▶ Written problem
Present each line of the entries below that holds the word "output".

▶ Source records

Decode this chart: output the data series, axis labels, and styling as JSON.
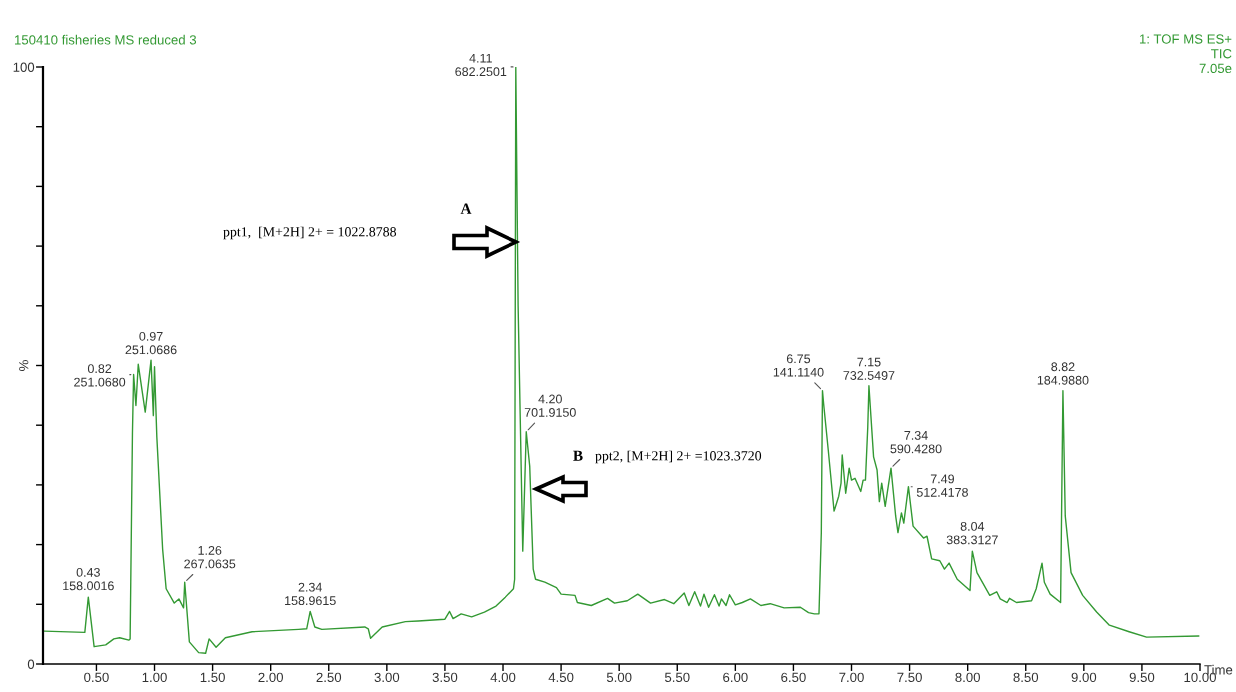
{
  "chart_data": {
    "type": "line",
    "title": "150410 fisheries MS reduced 3",
    "xlabel": "Time",
    "ylabel": "%",
    "x": [
      0.05,
      0.4,
      0.43,
      0.48,
      0.58,
      0.65,
      0.7,
      0.78,
      0.79,
      0.81,
      0.82,
      0.84,
      0.86,
      0.92,
      0.97,
      0.99,
      1.0,
      1.02,
      1.07,
      1.1,
      1.17,
      1.21,
      1.25,
      1.26,
      1.3,
      1.38,
      1.44,
      1.47,
      1.53,
      1.61,
      1.84,
      2.24,
      2.31,
      2.34,
      2.38,
      2.44,
      2.81,
      2.84,
      2.86,
      2.96,
      3.16,
      3.27,
      3.5,
      3.54,
      3.57,
      3.64,
      3.73,
      3.84,
      3.94,
      4.02,
      4.09,
      4.1,
      4.11,
      4.13,
      4.17,
      4.2,
      4.23,
      4.26,
      4.28,
      4.36,
      4.46,
      4.5,
      4.62,
      4.64,
      4.76,
      4.9,
      4.96,
      5.07,
      5.16,
      5.27,
      5.39,
      5.47,
      5.56,
      5.6,
      5.65,
      5.7,
      5.73,
      5.77,
      5.82,
      5.86,
      5.88,
      5.92,
      5.95,
      6.0,
      6.06,
      6.13,
      6.22,
      6.3,
      6.42,
      6.56,
      6.63,
      6.68,
      6.72,
      6.74,
      6.75,
      6.76,
      6.8,
      6.85,
      6.89,
      6.91,
      6.92,
      6.95,
      6.98,
      7.0,
      7.03,
      7.08,
      7.1,
      7.12,
      7.14,
      7.15,
      7.19,
      7.22,
      7.24,
      7.26,
      7.29,
      7.34,
      7.38,
      7.4,
      7.43,
      7.45,
      7.49,
      7.53,
      7.62,
      7.65,
      7.69,
      7.76,
      7.8,
      7.84,
      7.91,
      8.02,
      8.04,
      8.08,
      8.19,
      8.25,
      8.28,
      8.34,
      8.36,
      8.42,
      8.55,
      8.59,
      8.64,
      8.66,
      8.71,
      8.8,
      8.81,
      8.82,
      8.84,
      8.89,
      8.99,
      9.11,
      9.22,
      9.39,
      9.54,
      9.99
    ],
    "series": [
      {
        "color": "#339933",
        "values": [
          5.5,
          5.3,
          11.2,
          2.9,
          3.2,
          4.2,
          4.4,
          4.0,
          4.2,
          38.6,
          48.5,
          43.3,
          50.2,
          42.2,
          50.9,
          41.6,
          49.8,
          38.0,
          19.2,
          12.6,
          10.2,
          10.9,
          9.4,
          13.7,
          3.7,
          1.9,
          1.8,
          4.2,
          2.8,
          4.4,
          5.4,
          5.8,
          5.9,
          8.8,
          6.2,
          5.8,
          6.2,
          5.9,
          4.3,
          6.2,
          7.1,
          7.2,
          7.5,
          8.8,
          7.6,
          8.4,
          7.9,
          8.7,
          9.7,
          11.2,
          12.6,
          14.2,
          100,
          60,
          18.9,
          38.9,
          33.1,
          15.9,
          14.2,
          13.7,
          12.8,
          11.7,
          11.5,
          10.3,
          9.8,
          11.0,
          10.2,
          10.6,
          11.7,
          10.2,
          10.8,
          10.1,
          11.9,
          9.8,
          12.1,
          9.7,
          11.7,
          9.5,
          11.6,
          9.7,
          10.9,
          9.8,
          11.6,
          9.9,
          10.3,
          10.9,
          9.8,
          10.1,
          9.4,
          9.5,
          8.6,
          8.4,
          8.4,
          22.0,
          45.8,
          43.6,
          35.8,
          25.6,
          28.1,
          30.3,
          35.0,
          28.6,
          32.8,
          30.8,
          31.1,
          28.9,
          30.8,
          30.8,
          39.7,
          46.6,
          34.7,
          32.5,
          27.2,
          30.3,
          26.4,
          32.8,
          24.8,
          22.0,
          25.3,
          23.6,
          29.7,
          23.1,
          21.1,
          21.4,
          17.6,
          17.3,
          15.9,
          16.9,
          14.2,
          12.3,
          18.9,
          15.3,
          11.5,
          12.1,
          10.9,
          10.3,
          11.0,
          10.3,
          10.6,
          12.6,
          16.9,
          13.7,
          11.7,
          10.3,
          28.1,
          45.8,
          24.8,
          15.3,
          11.5,
          8.7,
          6.5,
          5.4,
          4.5,
          4.7
        ]
      }
    ],
    "xlim": [
      0.04,
      10.0
    ],
    "ylim": [
      0,
      100
    ],
    "xticks": [
      {
        "value": 0.5,
        "label": "0.50"
      },
      {
        "value": 1.0,
        "label": "1.00"
      },
      {
        "value": 1.5,
        "label": "1.50"
      },
      {
        "value": 2.0,
        "label": "2.00"
      },
      {
        "value": 2.5,
        "label": "2.50"
      },
      {
        "value": 3.0,
        "label": "3.00"
      },
      {
        "value": 3.5,
        "label": "3.50"
      },
      {
        "value": 4.0,
        "label": "4.00"
      },
      {
        "value": 4.5,
        "label": "4.50"
      },
      {
        "value": 5.0,
        "label": "5.00"
      },
      {
        "value": 5.5,
        "label": "5.50"
      },
      {
        "value": 6.0,
        "label": "6.00"
      },
      {
        "value": 6.5,
        "label": "6.50"
      },
      {
        "value": 7.0,
        "label": "7.00"
      },
      {
        "value": 7.5,
        "label": "7.50"
      },
      {
        "value": 8.0,
        "label": "8.00"
      },
      {
        "value": 8.5,
        "label": "8.50"
      },
      {
        "value": 9.0,
        "label": "9.00"
      },
      {
        "value": 9.5,
        "label": "9.50"
      },
      {
        "value": 10.0,
        "label": "10.00"
      }
    ],
    "yticks": [
      0,
      {
        "value": 10,
        "label": null
      },
      {
        "value": 20,
        "label": null
      },
      {
        "value": 30,
        "label": null
      },
      {
        "value": 40,
        "label": null
      },
      {
        "value": 50,
        "label": null
      },
      {
        "value": 60,
        "label": null
      },
      {
        "value": 70,
        "label": null
      },
      {
        "value": 80,
        "label": null
      },
      {
        "value": 90,
        "label": null
      },
      100
    ],
    "annotations": [
      "1: TOF MS ES+\nTIC\n7.05e",
      "ppt1,  [M+2H] 2+ = 1022.8788",
      "ppt2, [M+2H] 2+ =1023.3720",
      "A",
      "B",
      {
        "text": "0.43\n158.0016",
        "x": 0.43,
        "y": 11.2
      },
      {
        "text": "0.82\n251.0680",
        "x": 0.82,
        "y": 48.5
      },
      {
        "text": "0.97\n251.0686",
        "x": 0.97,
        "y": 50.9
      },
      {
        "text": "1.26\n267.0635",
        "x": 1.26,
        "y": 13.7
      },
      {
        "text": "2.34\n158.9615",
        "x": 2.34,
        "y": 8.8
      },
      {
        "text": "4.11\n682.2501",
        "x": 4.11,
        "y": 100
      },
      {
        "text": "4.20\n701.9150",
        "x": 4.2,
        "y": 38.9
      },
      {
        "text": "6.75\n141.1140",
        "x": 6.75,
        "y": 45.8
      },
      {
        "text": "7.15\n732.5497",
        "x": 7.15,
        "y": 46.6
      },
      {
        "text": "7.34\n590.4280",
        "x": 7.34,
        "y": 32.8
      },
      {
        "text": "7.49\n512.4178",
        "x": 7.49,
        "y": 29.7
      },
      {
        "text": "8.04\n383.3127",
        "x": 8.04,
        "y": 18.9
      },
      {
        "text": "8.82\n184.9880",
        "x": 8.82,
        "y": 45.8
      }
    ]
  }
}
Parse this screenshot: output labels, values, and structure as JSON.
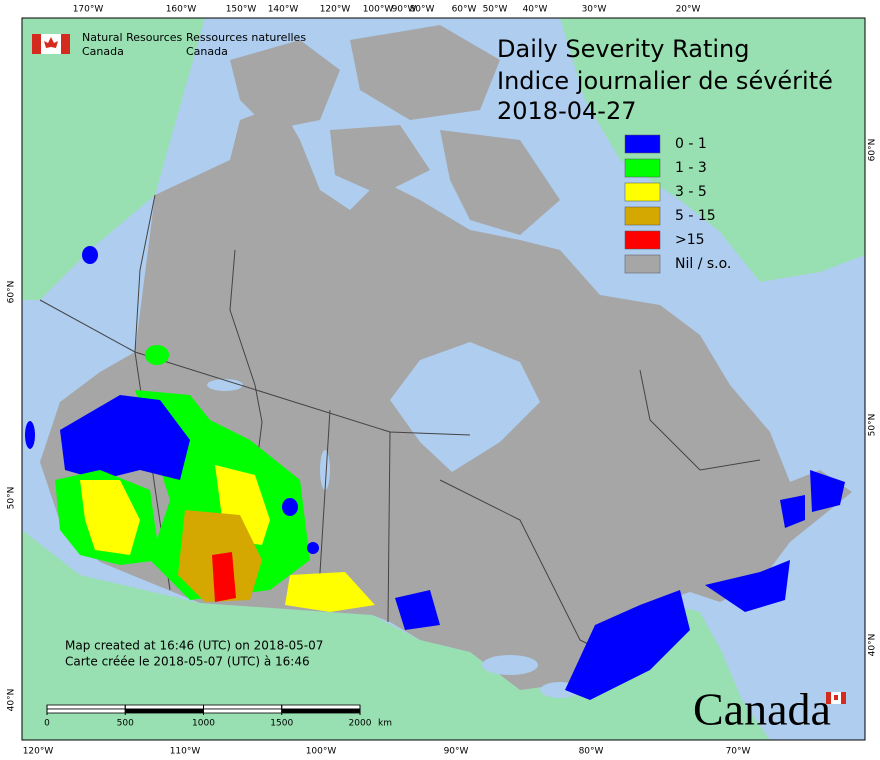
{
  "header": {
    "agency_en": [
      "Natural Resources",
      "Canada"
    ],
    "agency_fr": [
      "Ressources naturelles",
      "Canada"
    ]
  },
  "title": {
    "line1": "Daily Severity Rating",
    "line2": "Indice journalier de sévérité",
    "date": "2018-04-27"
  },
  "legend": [
    {
      "label": "0 - 1",
      "color": "#0000ff"
    },
    {
      "label": "1 - 3",
      "color": "#00ff00"
    },
    {
      "label": "3 - 5",
      "color": "#ffff00"
    },
    {
      "label": "5 - 15",
      "color": "#d4a800"
    },
    {
      "label": ">15",
      "color": "#ff0000"
    },
    {
      "label": "Nil / s.o.",
      "color": "#a6a6a6"
    }
  ],
  "graticule": {
    "top": [
      "170°W",
      "160°W",
      "150°W",
      "140°W",
      "120°W",
      "100°W",
      "90°W",
      "80°W",
      "60°W",
      "50°W",
      "40°W",
      "30°W",
      "20°W"
    ],
    "bottom": [
      "120°W",
      "110°W",
      "100°W",
      "90°W",
      "80°W",
      "70°W"
    ],
    "left": [
      "60°N",
      "50°N",
      "40°N"
    ],
    "right": [
      "60°N",
      "50°N",
      "40°N"
    ]
  },
  "credit": [
    "Map created at 16:46 (UTC) on 2018-05-07",
    "Carte créée le 2018-05-07 (UTC) à 16:46"
  ],
  "scale": {
    "ticks": [
      0,
      500,
      1000,
      1500,
      2000
    ],
    "unit": "km"
  },
  "wordmark": "Canada"
}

▶ Written answer
Decode this chart: output the data series, axis labels, and styling as JSON.
Parse this screenshot: output labels, values, and structure as JSON.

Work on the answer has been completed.